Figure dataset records
====================

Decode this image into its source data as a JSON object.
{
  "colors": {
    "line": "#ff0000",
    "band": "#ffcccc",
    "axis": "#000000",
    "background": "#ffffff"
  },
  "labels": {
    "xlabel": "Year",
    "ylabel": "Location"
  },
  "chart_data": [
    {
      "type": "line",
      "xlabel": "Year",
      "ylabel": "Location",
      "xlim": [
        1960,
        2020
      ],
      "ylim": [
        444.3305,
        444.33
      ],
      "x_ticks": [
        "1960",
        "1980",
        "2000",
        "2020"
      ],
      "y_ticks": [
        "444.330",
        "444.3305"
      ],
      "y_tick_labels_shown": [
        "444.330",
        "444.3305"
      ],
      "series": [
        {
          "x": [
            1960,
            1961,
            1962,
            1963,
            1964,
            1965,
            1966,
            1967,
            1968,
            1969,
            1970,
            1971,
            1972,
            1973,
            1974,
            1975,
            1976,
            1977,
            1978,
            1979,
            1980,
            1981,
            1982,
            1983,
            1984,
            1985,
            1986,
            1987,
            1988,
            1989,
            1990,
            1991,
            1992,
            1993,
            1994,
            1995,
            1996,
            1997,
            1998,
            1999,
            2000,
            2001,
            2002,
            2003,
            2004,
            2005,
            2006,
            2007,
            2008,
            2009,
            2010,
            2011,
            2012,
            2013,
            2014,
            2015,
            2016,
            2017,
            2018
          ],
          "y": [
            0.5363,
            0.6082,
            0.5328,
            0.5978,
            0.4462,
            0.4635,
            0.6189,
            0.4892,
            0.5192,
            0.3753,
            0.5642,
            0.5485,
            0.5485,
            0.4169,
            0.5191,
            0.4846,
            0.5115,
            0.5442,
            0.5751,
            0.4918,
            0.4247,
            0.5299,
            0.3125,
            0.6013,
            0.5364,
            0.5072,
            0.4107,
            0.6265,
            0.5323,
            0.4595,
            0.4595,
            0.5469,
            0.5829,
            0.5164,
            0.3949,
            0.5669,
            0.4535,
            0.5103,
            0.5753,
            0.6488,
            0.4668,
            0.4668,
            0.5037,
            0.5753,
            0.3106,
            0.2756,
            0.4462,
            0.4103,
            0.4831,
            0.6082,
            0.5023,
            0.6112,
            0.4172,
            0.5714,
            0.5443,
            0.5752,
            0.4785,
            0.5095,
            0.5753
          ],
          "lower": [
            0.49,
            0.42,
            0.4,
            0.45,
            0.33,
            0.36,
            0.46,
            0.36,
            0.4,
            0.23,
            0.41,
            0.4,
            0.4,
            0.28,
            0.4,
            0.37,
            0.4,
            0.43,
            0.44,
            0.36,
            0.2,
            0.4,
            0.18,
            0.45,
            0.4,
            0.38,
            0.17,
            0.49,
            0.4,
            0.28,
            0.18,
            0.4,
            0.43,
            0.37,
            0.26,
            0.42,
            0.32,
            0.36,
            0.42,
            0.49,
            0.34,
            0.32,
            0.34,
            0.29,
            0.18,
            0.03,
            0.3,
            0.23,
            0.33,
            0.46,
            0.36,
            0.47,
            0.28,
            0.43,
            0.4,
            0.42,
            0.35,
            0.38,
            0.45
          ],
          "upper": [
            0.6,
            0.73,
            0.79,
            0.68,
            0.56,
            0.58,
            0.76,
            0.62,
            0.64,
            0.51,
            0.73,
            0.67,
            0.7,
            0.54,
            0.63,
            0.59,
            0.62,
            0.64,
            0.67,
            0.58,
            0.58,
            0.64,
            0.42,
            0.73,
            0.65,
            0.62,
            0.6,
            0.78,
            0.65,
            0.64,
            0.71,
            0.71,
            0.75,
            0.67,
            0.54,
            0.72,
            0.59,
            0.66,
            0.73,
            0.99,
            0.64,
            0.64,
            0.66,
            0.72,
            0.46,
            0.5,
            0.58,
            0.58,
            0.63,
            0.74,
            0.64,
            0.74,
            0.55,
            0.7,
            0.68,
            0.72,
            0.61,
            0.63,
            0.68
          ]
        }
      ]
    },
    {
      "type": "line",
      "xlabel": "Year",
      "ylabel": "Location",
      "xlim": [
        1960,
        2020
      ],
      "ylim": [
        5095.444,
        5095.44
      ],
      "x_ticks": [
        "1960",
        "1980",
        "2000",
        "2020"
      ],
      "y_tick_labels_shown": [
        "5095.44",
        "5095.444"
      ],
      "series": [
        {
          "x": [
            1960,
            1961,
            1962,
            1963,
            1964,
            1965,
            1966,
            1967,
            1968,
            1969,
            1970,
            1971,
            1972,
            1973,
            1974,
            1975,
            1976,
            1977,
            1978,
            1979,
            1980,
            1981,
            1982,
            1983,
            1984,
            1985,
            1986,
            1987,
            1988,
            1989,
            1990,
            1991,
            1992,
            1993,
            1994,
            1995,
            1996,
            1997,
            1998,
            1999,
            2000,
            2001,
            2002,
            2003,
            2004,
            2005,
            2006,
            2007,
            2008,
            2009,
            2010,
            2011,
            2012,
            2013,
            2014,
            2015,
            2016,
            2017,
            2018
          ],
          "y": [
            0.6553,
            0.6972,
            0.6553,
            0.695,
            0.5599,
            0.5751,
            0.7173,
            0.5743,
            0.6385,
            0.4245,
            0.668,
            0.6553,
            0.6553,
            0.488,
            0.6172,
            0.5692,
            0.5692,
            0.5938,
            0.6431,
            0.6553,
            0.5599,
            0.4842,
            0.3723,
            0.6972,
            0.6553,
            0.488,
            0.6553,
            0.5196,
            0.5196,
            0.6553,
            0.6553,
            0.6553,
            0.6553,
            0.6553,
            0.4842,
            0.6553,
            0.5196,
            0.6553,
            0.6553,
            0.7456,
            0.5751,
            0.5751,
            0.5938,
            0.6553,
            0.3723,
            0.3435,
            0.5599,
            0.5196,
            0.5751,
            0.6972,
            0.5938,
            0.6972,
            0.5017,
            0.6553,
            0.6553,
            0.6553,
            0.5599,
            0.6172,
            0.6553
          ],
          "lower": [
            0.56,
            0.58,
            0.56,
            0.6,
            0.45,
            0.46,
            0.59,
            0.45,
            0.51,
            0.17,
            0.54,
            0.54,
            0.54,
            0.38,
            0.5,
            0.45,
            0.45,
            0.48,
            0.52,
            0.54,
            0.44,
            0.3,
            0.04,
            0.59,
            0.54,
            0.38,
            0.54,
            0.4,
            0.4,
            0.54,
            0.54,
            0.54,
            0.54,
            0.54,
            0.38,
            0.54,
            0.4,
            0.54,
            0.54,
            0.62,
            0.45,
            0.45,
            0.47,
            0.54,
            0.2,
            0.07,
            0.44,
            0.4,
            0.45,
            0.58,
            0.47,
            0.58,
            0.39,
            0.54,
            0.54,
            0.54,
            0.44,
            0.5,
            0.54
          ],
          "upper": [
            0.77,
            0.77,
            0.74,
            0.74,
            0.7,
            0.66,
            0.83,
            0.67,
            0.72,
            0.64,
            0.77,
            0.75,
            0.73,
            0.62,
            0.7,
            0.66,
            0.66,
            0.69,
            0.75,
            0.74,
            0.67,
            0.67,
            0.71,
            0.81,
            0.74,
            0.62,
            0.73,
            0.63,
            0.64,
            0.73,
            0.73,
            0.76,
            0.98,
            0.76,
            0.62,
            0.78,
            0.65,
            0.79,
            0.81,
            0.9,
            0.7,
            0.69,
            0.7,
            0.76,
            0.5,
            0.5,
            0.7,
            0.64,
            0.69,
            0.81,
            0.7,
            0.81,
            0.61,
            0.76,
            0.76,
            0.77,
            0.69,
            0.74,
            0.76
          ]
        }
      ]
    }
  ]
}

====================

What to work on
Your task is to reproduce all of the records exactly.

Output below
Decode this image into its source data as a JSON object.
{
  "colors": {
    "line": "#ff0000",
    "band": "#ffcccc",
    "axis": "#000000",
    "background": "#ffffff"
  },
  "labels": {
    "xlabel": "Year",
    "ylabel": "Location"
  },
  "chart_data": [
    {
      "type": "line",
      "xlabel": "Year",
      "ylabel": "Location",
      "xlim": [
        1960,
        2020
      ],
      "ylim": [
        444.3305,
        444.33
      ],
      "x_ticks": [
        "1960",
        "1980",
        "2000",
        "2020"
      ],
      "y_ticks": [
        "444.330",
        "444.3305"
      ],
      "y_tick_labels_shown": [
        "444.330",
        "444.3305"
      ],
      "series": [
        {
          "x": [
            1960,
            1961,
            1962,
            1963,
            1964,
            1965,
            1966,
            1967,
            1968,
            1969,
            1970,
            1971,
            1972,
            1973,
            1974,
            1975,
            1976,
            1977,
            1978,
            1979,
            1980,
            1981,
            1982,
            1983,
            1984,
            1985,
            1986,
            1987,
            1988,
            1989,
            1990,
            1991,
            1992,
            1993,
            1994,
            1995,
            1996,
            1997,
            1998,
            1999,
            2000,
            2001,
            2002,
            2003,
            2004,
            2005,
            2006,
            2007,
            2008,
            2009,
            2010,
            2011,
            2012,
            2013,
            2014,
            2015,
            2016,
            2017,
            2018
          ],
          "y": [
            0.5363,
            0.6082,
            0.5328,
            0.5978,
            0.4462,
            0.4635,
            0.6189,
            0.4892,
            0.5192,
            0.3753,
            0.5642,
            0.5485,
            0.5485,
            0.4169,
            0.5191,
            0.4846,
            0.5115,
            0.5442,
            0.5751,
            0.4918,
            0.4247,
            0.5299,
            0.3125,
            0.6013,
            0.5364,
            0.5072,
            0.4107,
            0.6265,
            0.5323,
            0.4595,
            0.4595,
            0.5469,
            0.5829,
            0.5164,
            0.3949,
            0.5669,
            0.4535,
            0.5103,
            0.5753,
            0.6488,
            0.4668,
            0.4668,
            0.5037,
            0.5753,
            0.3106,
            0.2756,
            0.4462,
            0.4103,
            0.4831,
            0.6082,
            0.5023,
            0.6112,
            0.4172,
            0.5714,
            0.5443,
            0.5752,
            0.4785,
            0.5095,
            0.5753
          ],
          "lower": [
            0.49,
            0.42,
            0.4,
            0.45,
            0.33,
            0.36,
            0.46,
            0.36,
            0.4,
            0.23,
            0.41,
            0.4,
            0.4,
            0.28,
            0.4,
            0.37,
            0.4,
            0.43,
            0.44,
            0.36,
            0.2,
            0.4,
            0.18,
            0.45,
            0.4,
            0.38,
            0.17,
            0.49,
            0.4,
            0.28,
            0.18,
            0.4,
            0.43,
            0.37,
            0.26,
            0.42,
            0.32,
            0.36,
            0.42,
            0.49,
            0.34,
            0.32,
            0.34,
            0.29,
            0.18,
            0.03,
            0.3,
            0.23,
            0.33,
            0.46,
            0.36,
            0.47,
            0.28,
            0.43,
            0.4,
            0.42,
            0.35,
            0.38,
            0.45
          ],
          "upper": [
            0.6,
            0.73,
            0.79,
            0.68,
            0.56,
            0.58,
            0.76,
            0.62,
            0.64,
            0.51,
            0.73,
            0.67,
            0.7,
            0.54,
            0.63,
            0.59,
            0.62,
            0.64,
            0.67,
            0.58,
            0.58,
            0.64,
            0.42,
            0.73,
            0.65,
            0.62,
            0.6,
            0.78,
            0.65,
            0.64,
            0.71,
            0.71,
            0.75,
            0.67,
            0.54,
            0.72,
            0.59,
            0.66,
            0.73,
            0.99,
            0.64,
            0.64,
            0.66,
            0.72,
            0.46,
            0.5,
            0.58,
            0.58,
            0.63,
            0.74,
            0.64,
            0.74,
            0.55,
            0.7,
            0.68,
            0.72,
            0.61,
            0.63,
            0.68
          ]
        }
      ]
    },
    {
      "type": "line",
      "xlabel": "Year",
      "ylabel": "Location",
      "xlim": [
        1960,
        2020
      ],
      "ylim": [
        5095.444,
        5095.44
      ],
      "x_ticks": [
        "1960",
        "1980",
        "2000",
        "2020"
      ],
      "y_tick_labels_shown": [
        "5095.44",
        "5095.444"
      ],
      "series": [
        {
          "x": [
            1960,
            1961,
            1962,
            1963,
            1964,
            1965,
            1966,
            1967,
            1968,
            1969,
            1970,
            1971,
            1972,
            1973,
            1974,
            1975,
            1976,
            1977,
            1978,
            1979,
            1980,
            1981,
            1982,
            1983,
            1984,
            1985,
            1986,
            1987,
            1988,
            1989,
            1990,
            1991,
            1992,
            1993,
            1994,
            1995,
            1996,
            1997,
            1998,
            1999,
            2000,
            2001,
            2002,
            2003,
            2004,
            2005,
            2006,
            2007,
            2008,
            2009,
            2010,
            2011,
            2012,
            2013,
            2014,
            2015,
            2016,
            2017,
            2018
          ],
          "y": [
            0.6553,
            0.6972,
            0.6553,
            0.695,
            0.5599,
            0.5751,
            0.7173,
            0.5743,
            0.6385,
            0.4245,
            0.668,
            0.6553,
            0.6553,
            0.488,
            0.6172,
            0.5692,
            0.5692,
            0.5938,
            0.6431,
            0.6553,
            0.5599,
            0.4842,
            0.3723,
            0.6972,
            0.6553,
            0.488,
            0.6553,
            0.5196,
            0.5196,
            0.6553,
            0.6553,
            0.6553,
            0.6553,
            0.6553,
            0.4842,
            0.6553,
            0.5196,
            0.6553,
            0.6553,
            0.7456,
            0.5751,
            0.5751,
            0.5938,
            0.6553,
            0.3723,
            0.3435,
            0.5599,
            0.5196,
            0.5751,
            0.6972,
            0.5938,
            0.6972,
            0.5017,
            0.6553,
            0.6553,
            0.6553,
            0.5599,
            0.6172,
            0.6553
          ],
          "lower": [
            0.56,
            0.58,
            0.56,
            0.6,
            0.45,
            0.46,
            0.59,
            0.45,
            0.51,
            0.17,
            0.54,
            0.54,
            0.54,
            0.38,
            0.5,
            0.45,
            0.45,
            0.48,
            0.52,
            0.54,
            0.44,
            0.3,
            0.04,
            0.59,
            0.54,
            0.38,
            0.54,
            0.4,
            0.4,
            0.54,
            0.54,
            0.54,
            0.54,
            0.54,
            0.38,
            0.54,
            0.4,
            0.54,
            0.54,
            0.62,
            0.45,
            0.45,
            0.47,
            0.54,
            0.2,
            0.07,
            0.44,
            0.4,
            0.45,
            0.58,
            0.47,
            0.58,
            0.39,
            0.54,
            0.54,
            0.54,
            0.44,
            0.5,
            0.54
          ],
          "upper": [
            0.77,
            0.77,
            0.74,
            0.74,
            0.7,
            0.66,
            0.83,
            0.67,
            0.72,
            0.64,
            0.77,
            0.75,
            0.73,
            0.62,
            0.7,
            0.66,
            0.66,
            0.69,
            0.75,
            0.74,
            0.67,
            0.67,
            0.71,
            0.81,
            0.74,
            0.62,
            0.73,
            0.63,
            0.64,
            0.73,
            0.73,
            0.76,
            0.98,
            0.76,
            0.62,
            0.78,
            0.65,
            0.79,
            0.81,
            0.9,
            0.7,
            0.69,
            0.7,
            0.76,
            0.5,
            0.5,
            0.7,
            0.64,
            0.69,
            0.81,
            0.7,
            0.81,
            0.61,
            0.76,
            0.76,
            0.77,
            0.69,
            0.74,
            0.76
          ]
        }
      ]
    }
  ]
}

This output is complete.